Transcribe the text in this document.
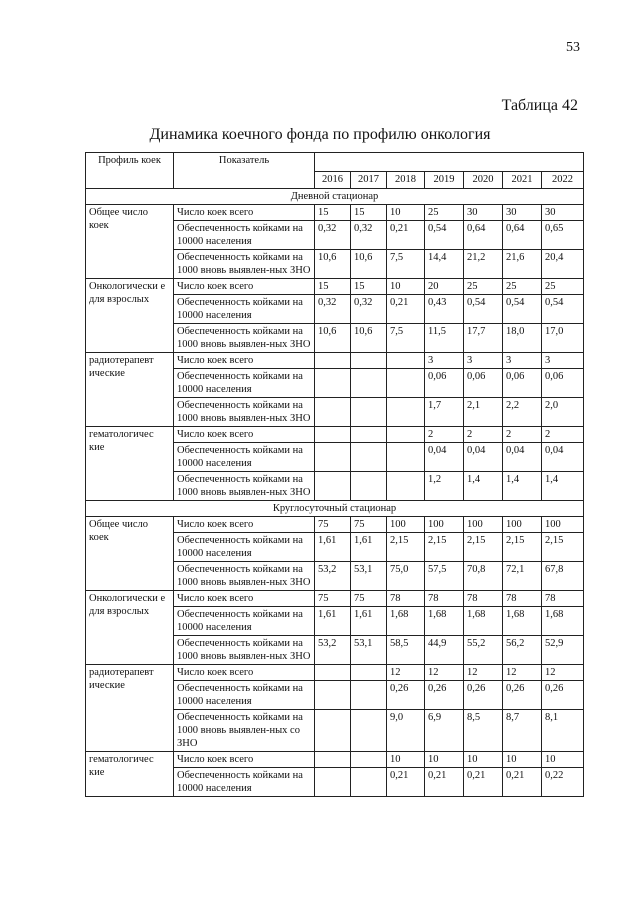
53
Таблица 42
Динамика коечного фонда по профилю онкология
Профиль коек	Показатель							
		2016	2017	2018	2019	2020	2021	2022
Дневной стационар								
Общее число коек	Число коек всего	15	15	10	25	30	30	30
	Обеспеченность койками на 10000 населения	0,32	0,32	0,21	0,54	0,64	0,64	0,65
	Обеспеченность койками на 1000 вновь выявлен-ных ЗНО	10,6	10,6	7,5	14,4	21,2	21,6	20,4
Онкологически е для взрослых	Число коек всего	15	15	10	20	25	25	25
	Обеспеченность койками на 10000 населения	0,32	0,32	0,21	0,43	0,54	0,54	0,54
	Обеспеченность койками на 1000 вновь выявлен-ных ЗНО	10,6	10,6	7,5	11,5	17,7	18,0	17,0
радиотерапевт ические	Число коек всего				3	3	3	3
	Обеспеченность койками на 10000 населения				0,06	0,06	0,06	0,06
	Обеспеченность койками на 1000 вновь выявлен-ных ЗНО				1,7	2,1	2,2	2,0
гематологичес кие	Число коек всего				2	2	2	2
	Обеспеченность койками на 10000 населения				0,04	0,04	0,04	0,04
	Обеспеченность койками на 1000 вновь выявлен-ных ЗНО				1,2	1,4	1,4	1,4
Круглосуточный стационар								
Общее число коек	Число коек всего	75	75	100	100	100	100	100
	Обеспеченность койками на 10000 населения	1,61	1,61	2,15	2,15	2,15	2,15	2,15
	Обеспеченность койками на 1000 вновь выявлен-ных ЗНО	53,2	53,1	75,0	57,5	70,8	72,1	67,8
Онкологически е для взрослых	Число коек всего	75	75	78	78	78	78	78
	Обеспеченность койками на 10000 населения	1,61	1,61	1,68	1,68	1,68	1,68	1,68
	Обеспеченность койками на 1000 вновь выявлен-ных ЗНО	53,2	53,1	58,5	44,9	55,2	56,2	52,9
радиотерапевт ические	Число коек всего			12	12	12	12	12
	Обеспеченность койками на 10000 населения			0,26	0,26	0,26	0,26	0,26
	Обеспеченность койками на 1000 вновь выявлен-ных со ЗНО			9,0	6,9	8,5	8,7	8,1
гематологичес кие	Число коек всего			10	10	10	10	10
	Обеспеченность койками на 10000 населения			0,21	0,21	0,21	0,21	0,22
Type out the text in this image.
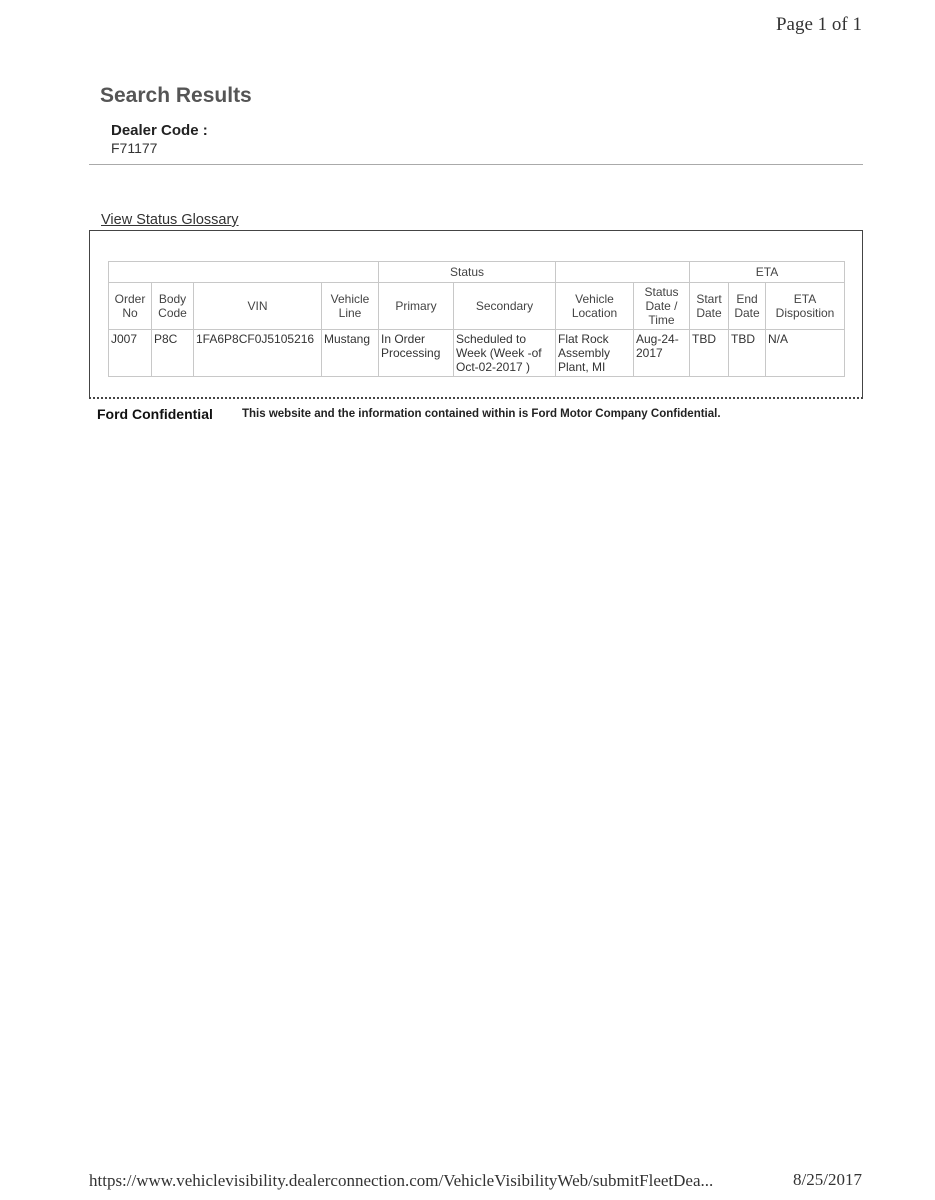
Page 1 of 1
Search Results
Dealer Code :
F71177
View Status Glossary
				Status				ETA		
Order No	Body Code	VIN	Vehicle Line	Primary	Secondary	Vehicle Location	Status Date / Time	Start Date	End Date	ETA Disposition
J007	P8C	1FA6P8CF0J5105216	Mustang	In Order Processing	Scheduled to Week (Week -of Oct-02-2017 )	Flat Rock Assembly Plant, MI	Aug-24-2017	TBD	TBD	N/A
Ford Confidential	This website and the information contained within is Ford Motor Company Confidential.
https://www.vehiclevisibility.dealerconnection.com/VehicleVisibilityWeb/submitFleetDea...	8/25/2017
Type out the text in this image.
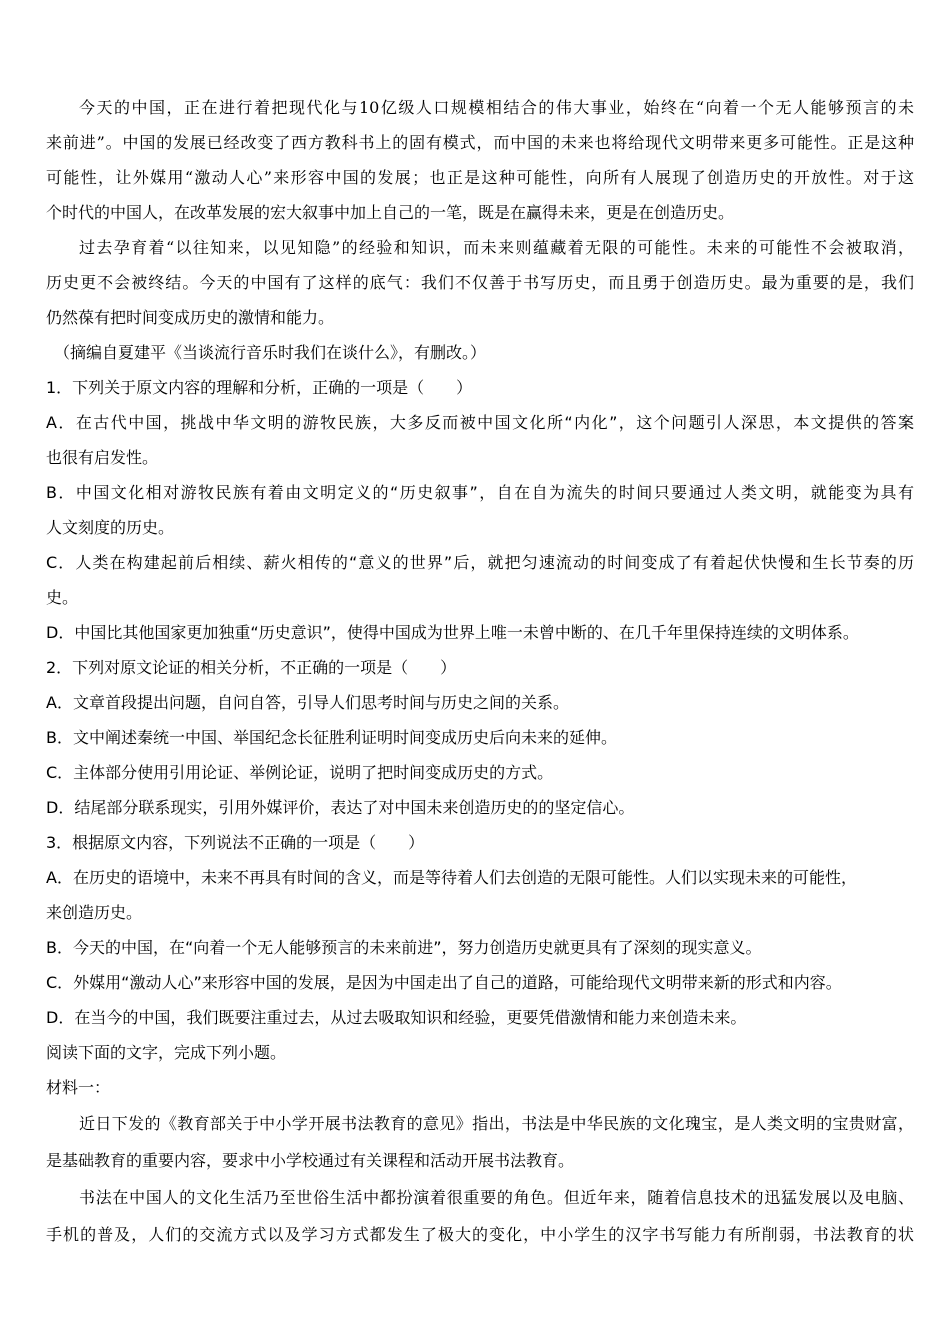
今天的中国，正在进行着把现代化与10亿级人口规模相结合的伟大事业，始终在“向着一个无人能够预言的未
来前进”。中国的发展已经改变了西方教科书上的固有模式，而中国的未来也将给现代文明带来更多可能性。正是这种
可能性，让外媒用“激动人心”来形容中国的发展；也正是这种可能性，向所有人展现了创造历史的开放性。对于这
个时代的中国人，在改革发展的宏大叙事中加上自己的一笔，既是在赢得未来，更是在创造历史。
过去孕育着“以往知来，以见知隐”的经验和知识，而未来则蕴藏着无限的可能性。未来的可能性不会被取消，
历史更不会被终结。今天的中国有了这样的底气：我们不仅善于书写历史，而且勇于创造历史。最为重要的是，我们
仍然葆有把时间变成历史的激情和能力。
（摘编自夏建平《当谈流行音乐时我们在谈什么》，有删改。）
1．下列关于原文内容的理解和分析，正确的一项是（　　）
A．在古代中国，挑战中华文明的游牧民族，大多反而被中国文化所“内化”，这个问题引人深思，本文提供的答案
也很有启发性。
B．中国文化相对游牧民族有着由文明定义的“历史叙事”，自在自为流失的时间只要通过人类文明，就能变为具有
人文刻度的历史。
C．人类在构建起前后相续、薪火相传的“意义的世界”后，就把匀速流动的时间变成了有着起伏快慢和生长节奏的历
史。
D．中国比其他国家更加独重“历史意识”，使得中国成为世界上唯一未曾中断的、在几千年里保持连续的文明体系。
2．下列对原文论证的相关分析，不正确的一项是（　　）
A．文章首段提出问题，自问自答，引导人们思考时间与历史之间的关系。
B．文中阐述秦统一中国、举国纪念长征胜利证明时间变成历史后向未来的延伸。
C．主体部分使用引用论证、举例论证，说明了把时间变成历史的方式。
D．结尾部分联系现实，引用外媒评价，表达了对中国未来创造历史的的坚定信心。
3．根据原文内容，下列说法不正确的一项是（　　）
A．在历史的语境中，未来不再具有时间的含义，而是等待着人们去创造的无限可能性。人们以实现未来的可能性，
来创造历史。
B．今天的中国，在“向着一个无人能够预言的未来前进”，努力创造历史就更具有了深刻的现实意义。
C．外媒用“激动人心”来形容中国的发展，是因为中国走出了自己的道路，可能给现代文明带来新的形式和内容。
D．在当今的中国，我们既要注重过去，从过去吸取知识和经验，更要凭借激情和能力来创造未来。
阅读下面的文字，完成下列小题。
材料一：
近日下发的《教育部关于中小学开展书法教育的意见》指出，书法是中华民族的文化瑰宝，是人类文明的宝贵财富，
是基础教育的重要内容，要求中小学校通过有关课程和活动开展书法教育。
书法在中国人的文化生活乃至世俗生活中都扮演着很重要的角色。但近年来，随着信息技术的迅猛发展以及电脑、
手机的普及，人们的交流方式以及学习方式都发生了极大的变化，中小学生的汉字书写能力有所削弱，书法教育的状
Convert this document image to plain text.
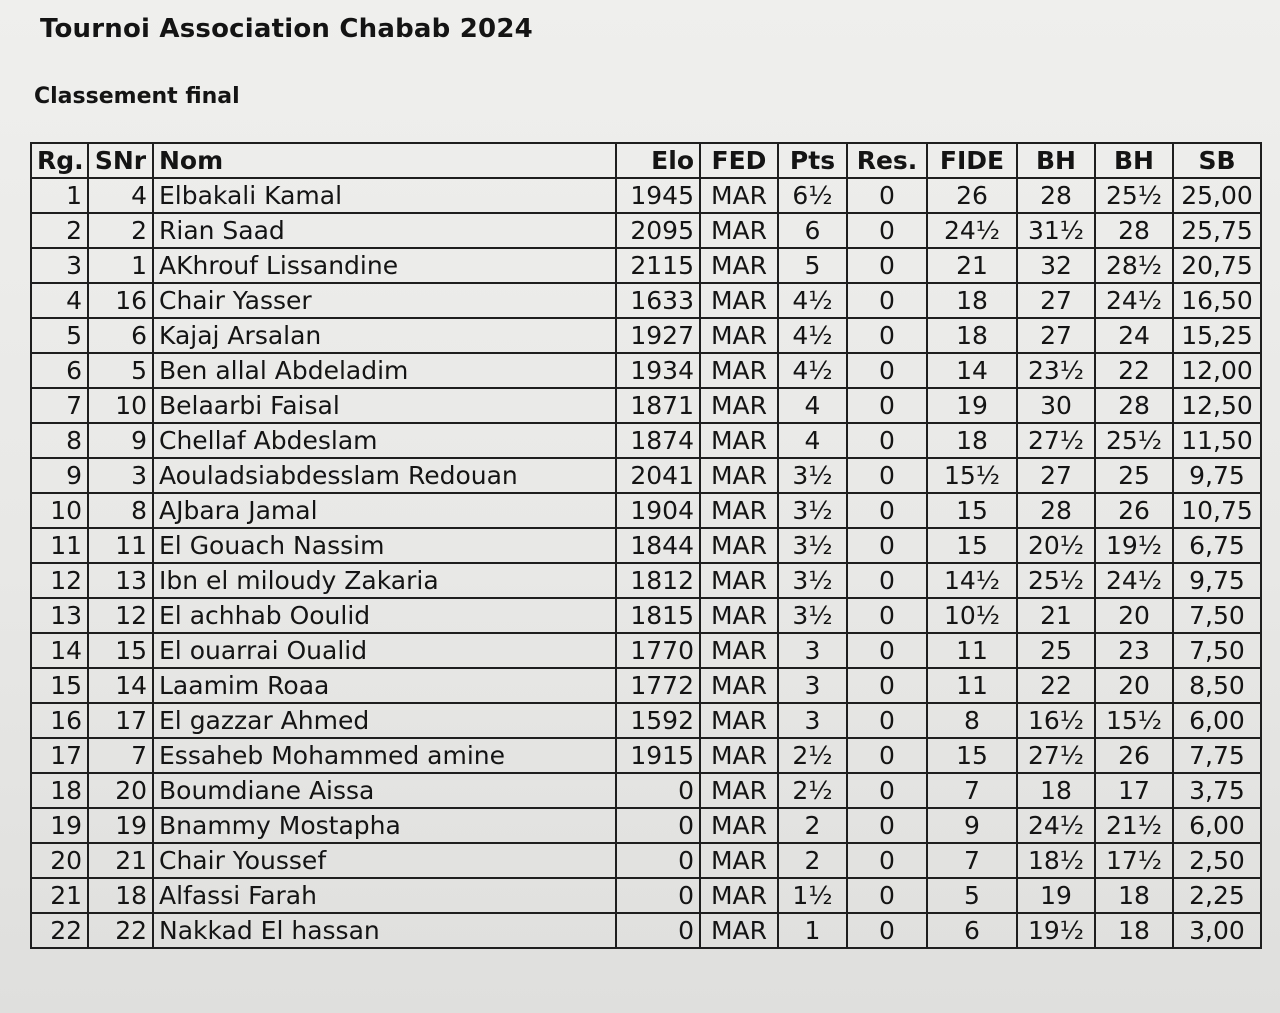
Tournoi Association Chabab 2024
Classement final
Rg.	SNr	Nom	Elo	FED	Pts	Res.	FIDE	BH	BH	SB
1	4	Elbakali Kamal	1945	MAR	6½	0	26	28	25½	25,00
2	2	Rian Saad	2095	MAR	6	0	24½	31½	28	25,75
3	1	AKhrouf Lissandine	2115	MAR	5	0	21	32	28½	20,75
4	16	Chair Yasser	1633	MAR	4½	0	18	27	24½	16,50
5	6	Kajaj Arsalan	1927	MAR	4½	0	18	27	24	15,25
6	5	Ben allal Abdeladim	1934	MAR	4½	0	14	23½	22	12,00
7	10	Belaarbi Faisal	1871	MAR	4	0	19	30	28	12,50
8	9	Chellaf Abdeslam	1874	MAR	4	0	18	27½	25½	11,50
9	3	Aouladsiabdesslam Redouan	2041	MAR	3½	0	15½	27	25	9,75
10	8	AJbara Jamal	1904	MAR	3½	0	15	28	26	10,75
11	11	El Gouach Nassim	1844	MAR	3½	0	15	20½	19½	6,75
12	13	Ibn el miloudy Zakaria	1812	MAR	3½	0	14½	25½	24½	9,75
13	12	El achhab Ooulid	1815	MAR	3½	0	10½	21	20	7,50
14	15	El ouarrai Oualid	1770	MAR	3	0	11	25	23	7,50
15	14	Laamim Roaa	1772	MAR	3	0	11	22	20	8,50
16	17	El gazzar Ahmed	1592	MAR	3	0	8	16½	15½	6,00
17	7	Essaheb Mohammed amine	1915	MAR	2½	0	15	27½	26	7,75
18	20	Boumdiane Aissa	0	MAR	2½	0	7	18	17	3,75
19	19	Bnammy Mostapha	0	MAR	2	0	9	24½	21½	6,00
20	21	Chair Youssef	0	MAR	2	0	7	18½	17½	2,50
21	18	Alfassi Farah	0	MAR	1½	0	5	19	18	2,25
22	22	Nakkad El hassan	0	MAR	1	0	6	19½	18	3,00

*WHAT TO DO*
Check every line of the data above for the string "выявлен", and copy those that have it.

*FINISHED ANSWER*
	Обеспеченность койками на 1000 вновь выявлен-ных ЗНО	10,6	10,6	7,5	14,4	21,2	21,6	20,4
	Обеспеченность койками на 1000 вновь выявлен-ных ЗНО	10,6	10,6	7,5	11,5	17,7	18,0	17,0
	Обеспеченность койками на 1000 вновь выявлен-ных ЗНО				1,7	2,1	2,2	2,0
	Обеспеченность койками на 1000 вновь выявлен-ных ЗНО				1,2	1,4	1,4	1,4
	Обеспеченность койками на 1000 вновь выявлен-ных ЗНО	53,2	53,1	75,0	57,5	70,8	72,1	67,8
	Обеспеченность койками на 1000 вновь выявлен-ных ЗНО	53,2	53,1	58,5	44,9	55,2	56,2	52,9
	Обеспеченность койками на 1000 вновь выявлен-ных со ЗНО			9,0	6,9	8,5	8,7	8,1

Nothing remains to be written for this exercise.